What is asked
Extract every line of the material below and reproduce it faithfully.

*** Supplied information ***

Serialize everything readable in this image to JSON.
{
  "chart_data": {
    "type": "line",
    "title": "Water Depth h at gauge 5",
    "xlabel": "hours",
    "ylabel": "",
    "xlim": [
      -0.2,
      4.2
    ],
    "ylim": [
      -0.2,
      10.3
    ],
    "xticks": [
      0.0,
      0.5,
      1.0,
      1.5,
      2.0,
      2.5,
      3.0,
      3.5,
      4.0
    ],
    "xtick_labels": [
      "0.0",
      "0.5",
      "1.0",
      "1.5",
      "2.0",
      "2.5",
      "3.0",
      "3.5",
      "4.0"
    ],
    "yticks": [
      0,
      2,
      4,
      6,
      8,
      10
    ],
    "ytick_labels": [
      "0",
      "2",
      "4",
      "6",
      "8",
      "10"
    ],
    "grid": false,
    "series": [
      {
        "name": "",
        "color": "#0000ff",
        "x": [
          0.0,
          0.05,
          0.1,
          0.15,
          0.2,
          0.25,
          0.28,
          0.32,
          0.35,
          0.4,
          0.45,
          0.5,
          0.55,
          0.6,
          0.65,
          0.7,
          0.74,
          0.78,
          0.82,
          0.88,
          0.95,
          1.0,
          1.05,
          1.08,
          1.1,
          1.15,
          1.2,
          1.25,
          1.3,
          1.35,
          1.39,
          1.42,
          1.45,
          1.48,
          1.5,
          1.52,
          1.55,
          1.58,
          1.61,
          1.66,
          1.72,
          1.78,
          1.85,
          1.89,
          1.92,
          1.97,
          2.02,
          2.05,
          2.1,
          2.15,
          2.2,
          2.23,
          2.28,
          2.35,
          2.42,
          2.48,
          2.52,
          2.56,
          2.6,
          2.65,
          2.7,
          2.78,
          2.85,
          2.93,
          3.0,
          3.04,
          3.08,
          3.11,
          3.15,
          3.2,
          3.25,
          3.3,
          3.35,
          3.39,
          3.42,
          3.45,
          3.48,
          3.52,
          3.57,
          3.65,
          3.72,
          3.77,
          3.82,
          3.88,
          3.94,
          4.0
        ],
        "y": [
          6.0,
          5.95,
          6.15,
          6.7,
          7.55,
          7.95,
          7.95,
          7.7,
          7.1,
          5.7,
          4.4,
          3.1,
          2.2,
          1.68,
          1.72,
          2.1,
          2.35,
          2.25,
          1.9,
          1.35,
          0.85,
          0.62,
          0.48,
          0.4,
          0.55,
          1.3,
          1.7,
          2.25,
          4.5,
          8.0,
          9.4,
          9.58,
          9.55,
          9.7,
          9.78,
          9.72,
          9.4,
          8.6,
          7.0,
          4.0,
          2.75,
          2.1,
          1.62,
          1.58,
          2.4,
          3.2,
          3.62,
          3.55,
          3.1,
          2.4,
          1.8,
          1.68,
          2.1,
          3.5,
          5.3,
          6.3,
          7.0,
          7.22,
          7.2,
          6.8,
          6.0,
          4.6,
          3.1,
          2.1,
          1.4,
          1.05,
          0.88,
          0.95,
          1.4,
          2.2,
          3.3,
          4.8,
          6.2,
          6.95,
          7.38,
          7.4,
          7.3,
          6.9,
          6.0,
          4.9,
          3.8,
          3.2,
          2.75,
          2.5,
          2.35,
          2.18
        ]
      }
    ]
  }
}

***

Answer in full
Serialize everything readable in this image to JSON.
{
  "chart_data": {
    "type": "line",
    "title": "Water Depth h at gauge 5",
    "xlabel": "hours",
    "ylabel": "",
    "xlim": [
      -0.2,
      4.2
    ],
    "ylim": [
      -0.2,
      10.3
    ],
    "xticks": [
      0.0,
      0.5,
      1.0,
      1.5,
      2.0,
      2.5,
      3.0,
      3.5,
      4.0
    ],
    "xtick_labels": [
      "0.0",
      "0.5",
      "1.0",
      "1.5",
      "2.0",
      "2.5",
      "3.0",
      "3.5",
      "4.0"
    ],
    "yticks": [
      0,
      2,
      4,
      6,
      8,
      10
    ],
    "ytick_labels": [
      "0",
      "2",
      "4",
      "6",
      "8",
      "10"
    ],
    "grid": false,
    "series": [
      {
        "name": "",
        "color": "#0000ff",
        "x": [
          0.0,
          0.05,
          0.1,
          0.15,
          0.2,
          0.25,
          0.28,
          0.32,
          0.35,
          0.4,
          0.45,
          0.5,
          0.55,
          0.6,
          0.65,
          0.7,
          0.74,
          0.78,
          0.82,
          0.88,
          0.95,
          1.0,
          1.05,
          1.08,
          1.1,
          1.15,
          1.2,
          1.25,
          1.3,
          1.35,
          1.39,
          1.42,
          1.45,
          1.48,
          1.5,
          1.52,
          1.55,
          1.58,
          1.61,
          1.66,
          1.72,
          1.78,
          1.85,
          1.89,
          1.92,
          1.97,
          2.02,
          2.05,
          2.1,
          2.15,
          2.2,
          2.23,
          2.28,
          2.35,
          2.42,
          2.48,
          2.52,
          2.56,
          2.6,
          2.65,
          2.7,
          2.78,
          2.85,
          2.93,
          3.0,
          3.04,
          3.08,
          3.11,
          3.15,
          3.2,
          3.25,
          3.3,
          3.35,
          3.39,
          3.42,
          3.45,
          3.48,
          3.52,
          3.57,
          3.65,
          3.72,
          3.77,
          3.82,
          3.88,
          3.94,
          4.0
        ],
        "y": [
          6.0,
          5.95,
          6.15,
          6.7,
          7.55,
          7.95,
          7.95,
          7.7,
          7.1,
          5.7,
          4.4,
          3.1,
          2.2,
          1.68,
          1.72,
          2.1,
          2.35,
          2.25,
          1.9,
          1.35,
          0.85,
          0.62,
          0.48,
          0.4,
          0.55,
          1.3,
          1.7,
          2.25,
          4.5,
          8.0,
          9.4,
          9.58,
          9.55,
          9.7,
          9.78,
          9.72,
          9.4,
          8.6,
          7.0,
          4.0,
          2.75,
          2.1,
          1.62,
          1.58,
          2.4,
          3.2,
          3.62,
          3.55,
          3.1,
          2.4,
          1.8,
          1.68,
          2.1,
          3.5,
          5.3,
          6.3,
          7.0,
          7.22,
          7.2,
          6.8,
          6.0,
          4.6,
          3.1,
          2.1,
          1.4,
          1.05,
          0.88,
          0.95,
          1.4,
          2.2,
          3.3,
          4.8,
          6.2,
          6.95,
          7.38,
          7.4,
          7.3,
          6.9,
          6.0,
          4.9,
          3.8,
          3.2,
          2.75,
          2.5,
          2.35,
          2.18
        ]
      }
    ]
  }
}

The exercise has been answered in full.